It makes sense. His company's customers are looking at kit with an EoL in, say 2030.* W2K has EoL in 2020. 8.* has EoL when? Of course they're going to want something that has a long life in front of it.
* Industrial kit has to run for a long time, that's why folk are finding it difficult to get away from XP and when I retired in 2006 my client had industrial printers still going strong which, as far as I could make out, had W95 embedded.
"Why bother using labour-saving technology in the first place if we don't want to save people from labour?"
The problem then is how to distribute the products of the technology. The employment route achieves this by paying employees who use the payments to buy the products and services which they and other employees produced.
'"""Windows 7 doesn’t work with Microsoft app-store apps."""
They say it like it's a bad thing.'
Or as if they couldn't provide an app-store for W7 apps.
What is this app-store thing anyway? Is it something like Synaptic which I can run to install most of the stuff I need on Debian?
True. But the sentence before the one you quoted reads "Windows 10 will be delivered as a service to offer a safer, innovative and updated experience for the supported lifetime of the device." This is the one that introduces two doubts.
1. What does "as a service" mean? As long as you keep paying us?
2. What does "supported lifetime" mean?
Until these are clarified people are not going to drop their long-held habit of distrusting Microsoft and all the suits who sail in her.
'The problem is that tricky phrase, "for the supported lifetime of the device".'
I have a VM running W7. It started off as what seemed a reasonable size for a VM which only runs one application for which I don't have as good a substitute on Linux. However every time it got patched it grew and grew. Now, despite applying the "clean system files" option (or whatever it's called) firing up the VM brings up error messages about not having enough room for swap files.
So maybe "the supported lifetime of the device" means "the time it takes to bloat over all the drive it was installed on".
"Read and digest: http://philstephens.com.au/security-for-google-drive-businesses/"
I had a quick look. I came across this "Instead of documents being emailed around the company, they can be shared via email. This means that all that is sent is a link."
What's to stop emailing links being done if the storage is in-house? Alternatively, what's to stop complete docs being emailed if storage is on someone else's computer?
Whilst not wishing to cast aspersions on Google's security measures (other, of course, than the fact that they're open to hidden NSA demands in a way that an in-house system isn't, a major consideration if you're in the EU) the generic issue still exists. You're now dealing with three attack surfaces, the in-house one which may now be smaller; someone else's which, as another commentator has pointed out, you can't visit or audit its physical security; and the connections between the two.

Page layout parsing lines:
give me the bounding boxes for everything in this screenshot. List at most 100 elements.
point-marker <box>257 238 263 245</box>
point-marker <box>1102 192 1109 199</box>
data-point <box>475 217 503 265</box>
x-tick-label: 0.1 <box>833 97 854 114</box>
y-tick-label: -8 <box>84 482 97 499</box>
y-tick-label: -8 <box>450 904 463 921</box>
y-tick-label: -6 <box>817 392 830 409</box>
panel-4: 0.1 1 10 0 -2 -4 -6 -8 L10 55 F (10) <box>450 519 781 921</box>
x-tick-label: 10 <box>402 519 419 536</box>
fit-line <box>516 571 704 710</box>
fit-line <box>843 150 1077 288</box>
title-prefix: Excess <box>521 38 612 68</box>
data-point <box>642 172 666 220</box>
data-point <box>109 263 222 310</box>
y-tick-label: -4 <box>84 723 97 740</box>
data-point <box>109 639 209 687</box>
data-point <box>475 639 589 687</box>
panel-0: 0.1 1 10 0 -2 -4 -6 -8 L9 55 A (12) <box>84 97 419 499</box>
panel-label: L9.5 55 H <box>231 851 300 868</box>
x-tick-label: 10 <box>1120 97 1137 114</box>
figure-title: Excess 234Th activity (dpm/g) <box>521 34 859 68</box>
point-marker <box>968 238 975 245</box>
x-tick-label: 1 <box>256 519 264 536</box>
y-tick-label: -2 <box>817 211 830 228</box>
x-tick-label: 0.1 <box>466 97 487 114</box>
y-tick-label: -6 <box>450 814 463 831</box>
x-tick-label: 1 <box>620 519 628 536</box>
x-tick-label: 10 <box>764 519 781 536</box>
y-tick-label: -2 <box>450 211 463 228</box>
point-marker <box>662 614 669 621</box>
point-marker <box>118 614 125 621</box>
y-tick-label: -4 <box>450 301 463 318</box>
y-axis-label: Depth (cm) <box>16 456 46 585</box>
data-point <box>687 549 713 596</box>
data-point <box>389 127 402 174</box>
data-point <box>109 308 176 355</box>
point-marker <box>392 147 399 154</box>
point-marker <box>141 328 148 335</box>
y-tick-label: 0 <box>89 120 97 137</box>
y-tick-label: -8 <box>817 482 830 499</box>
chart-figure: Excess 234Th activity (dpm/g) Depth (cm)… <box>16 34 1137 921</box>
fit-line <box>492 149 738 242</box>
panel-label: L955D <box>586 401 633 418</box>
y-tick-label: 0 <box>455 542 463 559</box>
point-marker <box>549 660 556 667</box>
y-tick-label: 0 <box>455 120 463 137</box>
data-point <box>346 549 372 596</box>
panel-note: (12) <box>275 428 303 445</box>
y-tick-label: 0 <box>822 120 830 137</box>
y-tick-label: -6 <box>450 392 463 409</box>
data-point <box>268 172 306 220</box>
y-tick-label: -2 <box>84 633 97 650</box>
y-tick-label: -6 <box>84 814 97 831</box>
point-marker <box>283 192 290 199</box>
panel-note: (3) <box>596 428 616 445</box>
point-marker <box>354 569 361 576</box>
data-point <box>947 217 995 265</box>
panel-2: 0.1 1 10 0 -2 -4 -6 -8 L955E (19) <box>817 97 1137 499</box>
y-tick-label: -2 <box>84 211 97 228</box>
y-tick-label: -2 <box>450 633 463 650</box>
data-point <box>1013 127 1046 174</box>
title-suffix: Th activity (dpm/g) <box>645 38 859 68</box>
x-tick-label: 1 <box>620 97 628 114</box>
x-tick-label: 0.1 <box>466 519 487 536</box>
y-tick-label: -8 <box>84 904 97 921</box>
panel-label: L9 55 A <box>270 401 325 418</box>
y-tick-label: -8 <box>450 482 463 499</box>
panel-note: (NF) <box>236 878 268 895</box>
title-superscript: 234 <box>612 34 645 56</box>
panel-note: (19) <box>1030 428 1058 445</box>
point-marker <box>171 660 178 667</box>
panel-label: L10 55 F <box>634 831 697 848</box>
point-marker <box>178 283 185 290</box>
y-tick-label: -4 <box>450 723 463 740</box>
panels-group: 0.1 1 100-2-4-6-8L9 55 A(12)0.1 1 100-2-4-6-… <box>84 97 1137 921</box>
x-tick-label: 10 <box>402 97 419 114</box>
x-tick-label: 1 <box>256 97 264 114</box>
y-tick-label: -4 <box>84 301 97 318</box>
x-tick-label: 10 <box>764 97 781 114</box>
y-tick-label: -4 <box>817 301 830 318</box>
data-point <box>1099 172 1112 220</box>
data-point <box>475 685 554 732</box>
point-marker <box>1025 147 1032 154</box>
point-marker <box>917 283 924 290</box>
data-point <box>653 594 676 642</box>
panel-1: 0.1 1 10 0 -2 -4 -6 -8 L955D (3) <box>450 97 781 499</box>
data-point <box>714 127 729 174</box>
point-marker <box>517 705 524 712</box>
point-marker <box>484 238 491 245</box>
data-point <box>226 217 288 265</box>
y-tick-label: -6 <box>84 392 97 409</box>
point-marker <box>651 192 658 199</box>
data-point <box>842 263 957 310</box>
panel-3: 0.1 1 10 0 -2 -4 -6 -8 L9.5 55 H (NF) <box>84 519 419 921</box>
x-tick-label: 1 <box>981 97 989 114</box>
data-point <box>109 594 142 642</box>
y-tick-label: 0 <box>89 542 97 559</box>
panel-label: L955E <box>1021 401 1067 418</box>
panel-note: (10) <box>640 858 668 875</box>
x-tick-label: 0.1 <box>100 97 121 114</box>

Tasks to complete:
• a. Reproduce the forum comments between "Whilst not wishing" and "between the two.", inclusive, renaming "Google's" to "the provider's".
• b. In the forum comments, in what year did the commenter who mentions industrial printers retire?
These lines are separate material, apart from the forum comments.

Answer set:
• a.
Whilst not wishing to cast aspersions on the provider's security measures (other, of course, than the fact that they're open to hidden NSA demands in a way that an in-house system isn't, a major consideration if you're in the EU) the generic issue still exists. You're now dealing with three attack surfaces, the in-house one which may now be smaller; someone else's which, as another commentator has pointed out, you can't visit or audit its physical security; and the connections between the two.

• b. 2006